▶ **Challenge**
Check each line of the listing for the string "forslag", then state how many lines have it. Only the number is wanted.

▶ **Data shown**

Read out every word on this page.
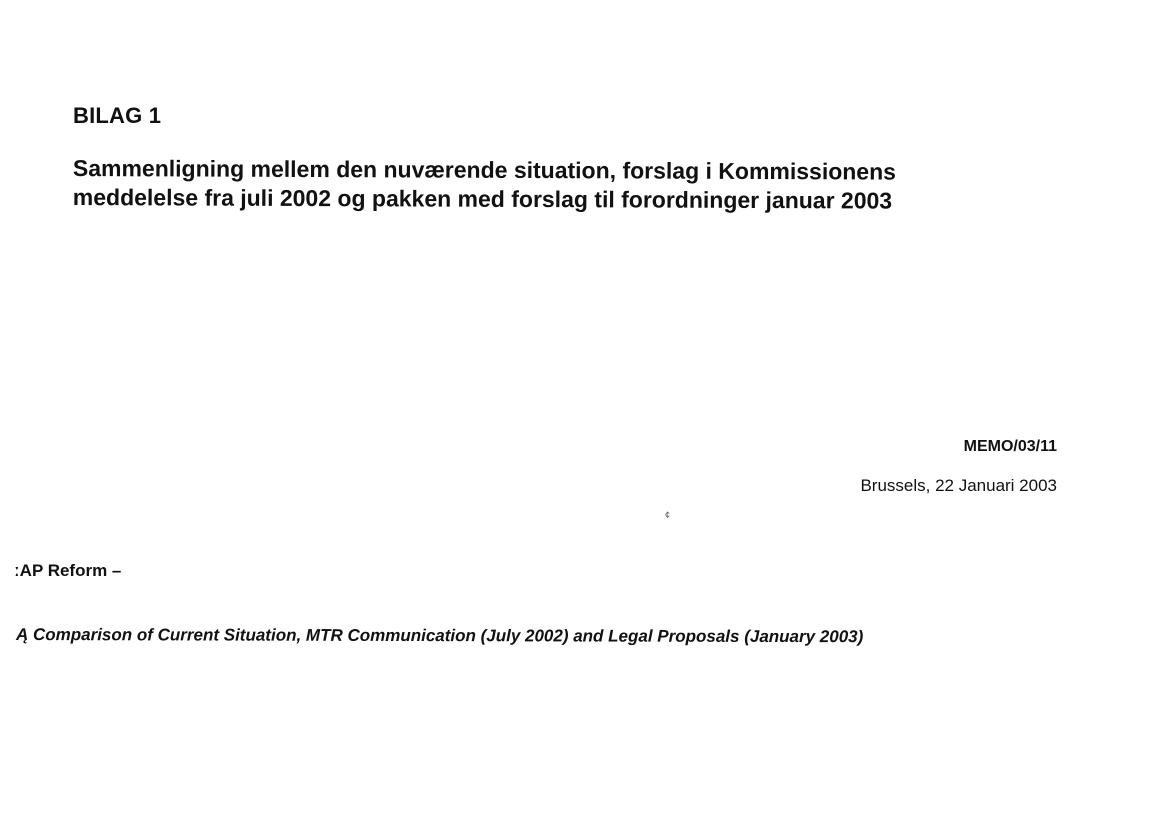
BILAG 1
Sammenligning mellem den nuværende situation, forslag i Kommissionens
meddelelse fra juli 2002 og pakken med forslag til forordninger januar 2003
MEMO/03/11
Brussels, 22 Januari 2003
¢
ːAP Reform –

Ą Comparison of Current Situation, MTR Communication (July 2002) and Legal Proposals (January 2003)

▶ **Problem solution**
2